Structured figure records
--------------------------------------------------
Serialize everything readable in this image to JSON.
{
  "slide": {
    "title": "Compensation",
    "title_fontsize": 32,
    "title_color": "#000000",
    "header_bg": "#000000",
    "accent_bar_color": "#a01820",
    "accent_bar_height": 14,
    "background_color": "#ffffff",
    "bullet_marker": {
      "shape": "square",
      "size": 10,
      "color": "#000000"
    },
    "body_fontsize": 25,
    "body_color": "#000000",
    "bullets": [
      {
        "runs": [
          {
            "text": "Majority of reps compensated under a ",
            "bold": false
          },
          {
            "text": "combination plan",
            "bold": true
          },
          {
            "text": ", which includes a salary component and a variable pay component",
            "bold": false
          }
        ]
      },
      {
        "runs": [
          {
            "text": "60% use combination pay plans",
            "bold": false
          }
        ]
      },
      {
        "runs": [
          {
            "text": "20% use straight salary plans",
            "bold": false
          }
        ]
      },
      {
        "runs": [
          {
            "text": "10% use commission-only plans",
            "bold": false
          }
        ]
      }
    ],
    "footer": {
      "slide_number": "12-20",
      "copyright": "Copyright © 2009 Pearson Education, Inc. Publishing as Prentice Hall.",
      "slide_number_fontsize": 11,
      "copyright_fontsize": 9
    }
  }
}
--------------------------------------------------
• _Exercise details_
Using the data above, output each line exactly.

• _Task solution_
Serialize everything readable in this image to JSON.
{
  "slide": {
    "title": "Compensation",
    "title_fontsize": 32,
    "title_color": "#000000",
    "header_bg": "#000000",
    "accent_bar_color": "#a01820",
    "accent_bar_height": 14,
    "background_color": "#ffffff",
    "bullet_marker": {
      "shape": "square",
      "size": 10,
      "color": "#000000"
    },
    "body_fontsize": 25,
    "body_color": "#000000",
    "bullets": [
      {
        "runs": [
          {
            "text": "Majority of reps compensated under a ",
            "bold": false
          },
          {
            "text": "combination plan",
            "bold": true
          },
          {
            "text": ", which includes a salary component and a variable pay component",
            "bold": false
          }
        ]
      },
      {
        "runs": [
          {
            "text": "60% use combination pay plans",
            "bold": false
          }
        ]
      },
      {
        "runs": [
          {
            "text": "20% use straight salary plans",
            "bold": false
          }
        ]
      },
      {
        "runs": [
          {
            "text": "10% use commission-only plans",
            "bold": false
          }
        ]
      }
    ],
    "footer": {
      "slide_number": "12-20",
      "copyright": "Copyright © 2009 Pearson Education, Inc. Publishing as Prentice Hall.",
      "slide_number_fontsize": 11,
      "copyright_fontsize": 9
    }
  }
}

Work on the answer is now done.